## Task brief
Scan the listing and work out how many lines contain the word "this". Nothing but the number should be given.

─── Record extracts

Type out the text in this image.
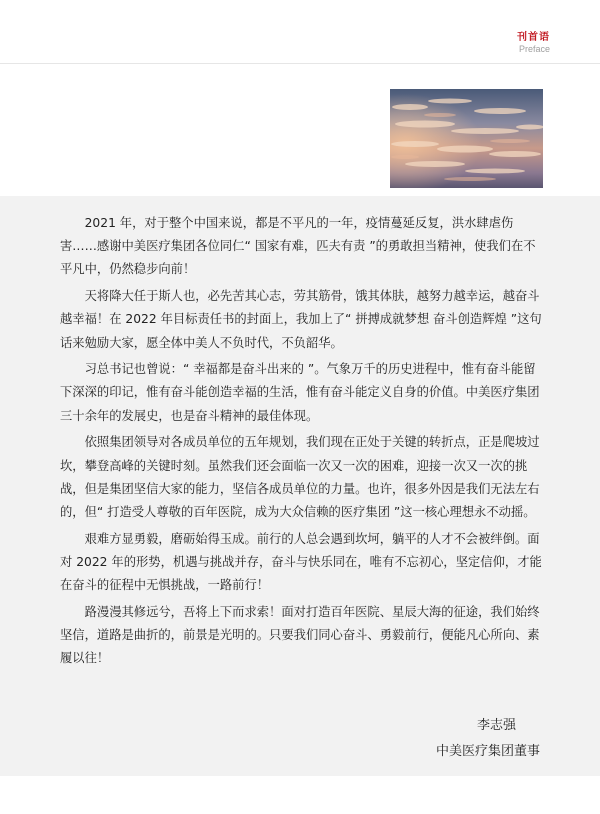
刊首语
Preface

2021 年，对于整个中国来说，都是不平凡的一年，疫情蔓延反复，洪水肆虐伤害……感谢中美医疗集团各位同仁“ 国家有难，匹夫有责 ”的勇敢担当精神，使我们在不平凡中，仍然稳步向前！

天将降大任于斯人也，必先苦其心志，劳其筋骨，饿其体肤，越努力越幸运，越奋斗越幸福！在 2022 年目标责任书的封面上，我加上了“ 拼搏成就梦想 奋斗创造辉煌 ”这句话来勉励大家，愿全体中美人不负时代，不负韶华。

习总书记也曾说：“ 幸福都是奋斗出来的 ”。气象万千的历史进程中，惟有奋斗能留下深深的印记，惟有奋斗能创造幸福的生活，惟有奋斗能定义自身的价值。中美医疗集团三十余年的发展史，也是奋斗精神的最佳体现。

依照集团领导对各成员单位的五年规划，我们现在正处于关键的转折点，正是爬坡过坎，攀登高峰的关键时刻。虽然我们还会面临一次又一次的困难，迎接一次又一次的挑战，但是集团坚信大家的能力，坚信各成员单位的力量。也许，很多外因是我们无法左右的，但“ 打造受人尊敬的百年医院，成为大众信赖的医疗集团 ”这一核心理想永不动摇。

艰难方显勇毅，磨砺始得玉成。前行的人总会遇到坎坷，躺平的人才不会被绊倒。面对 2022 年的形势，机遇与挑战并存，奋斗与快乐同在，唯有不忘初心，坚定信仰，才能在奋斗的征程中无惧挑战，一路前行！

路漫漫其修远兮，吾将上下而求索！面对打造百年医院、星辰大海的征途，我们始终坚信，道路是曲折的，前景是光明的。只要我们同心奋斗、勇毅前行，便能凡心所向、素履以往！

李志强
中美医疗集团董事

──────
─── Record extracts

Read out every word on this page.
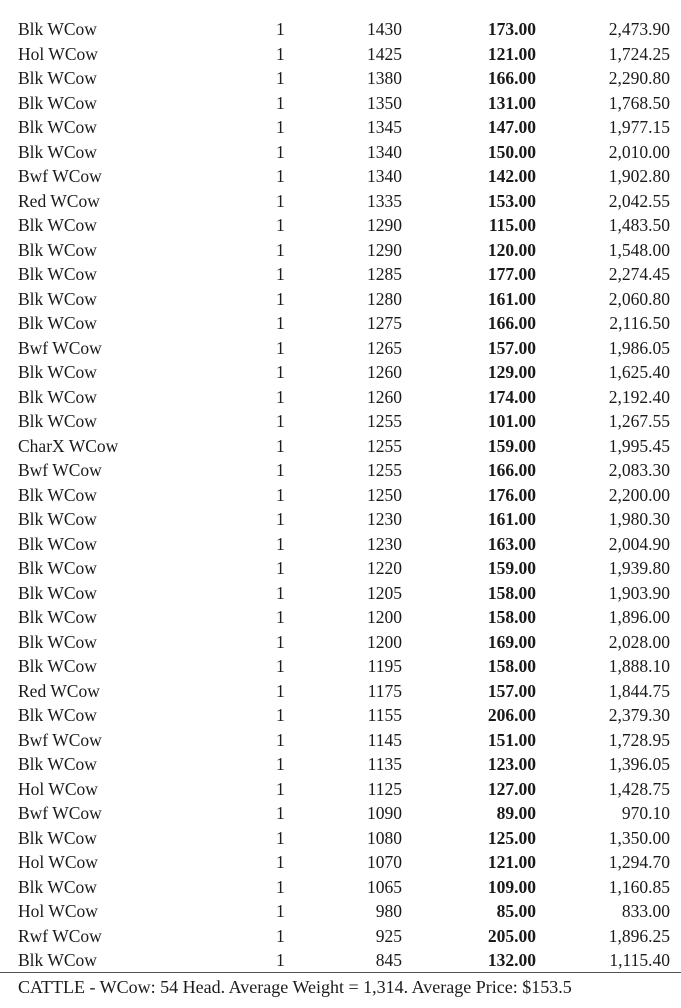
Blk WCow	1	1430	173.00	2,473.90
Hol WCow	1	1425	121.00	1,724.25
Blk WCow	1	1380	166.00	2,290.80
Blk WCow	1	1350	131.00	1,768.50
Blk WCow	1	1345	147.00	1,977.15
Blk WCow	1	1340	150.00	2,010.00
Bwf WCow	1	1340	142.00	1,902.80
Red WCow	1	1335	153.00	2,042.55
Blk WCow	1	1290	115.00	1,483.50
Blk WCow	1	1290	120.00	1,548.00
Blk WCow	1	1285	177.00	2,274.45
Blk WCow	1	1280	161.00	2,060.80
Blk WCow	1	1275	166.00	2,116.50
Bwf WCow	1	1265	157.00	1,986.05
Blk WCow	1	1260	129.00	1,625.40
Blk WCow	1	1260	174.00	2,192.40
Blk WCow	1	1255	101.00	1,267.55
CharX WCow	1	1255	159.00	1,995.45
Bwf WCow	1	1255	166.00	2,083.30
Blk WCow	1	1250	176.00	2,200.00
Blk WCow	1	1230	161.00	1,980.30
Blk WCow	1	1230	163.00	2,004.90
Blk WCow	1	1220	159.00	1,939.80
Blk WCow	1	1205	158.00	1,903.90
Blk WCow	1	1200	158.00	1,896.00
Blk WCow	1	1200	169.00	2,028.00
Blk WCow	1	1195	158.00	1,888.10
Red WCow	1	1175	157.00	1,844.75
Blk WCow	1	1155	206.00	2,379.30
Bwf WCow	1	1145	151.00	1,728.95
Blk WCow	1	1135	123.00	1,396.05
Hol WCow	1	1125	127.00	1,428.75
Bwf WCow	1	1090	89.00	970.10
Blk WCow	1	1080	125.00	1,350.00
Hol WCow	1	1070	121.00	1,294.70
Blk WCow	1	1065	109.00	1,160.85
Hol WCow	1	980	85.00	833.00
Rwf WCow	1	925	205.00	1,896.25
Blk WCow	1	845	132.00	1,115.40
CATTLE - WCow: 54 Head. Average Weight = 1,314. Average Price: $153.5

──────

## Solution
2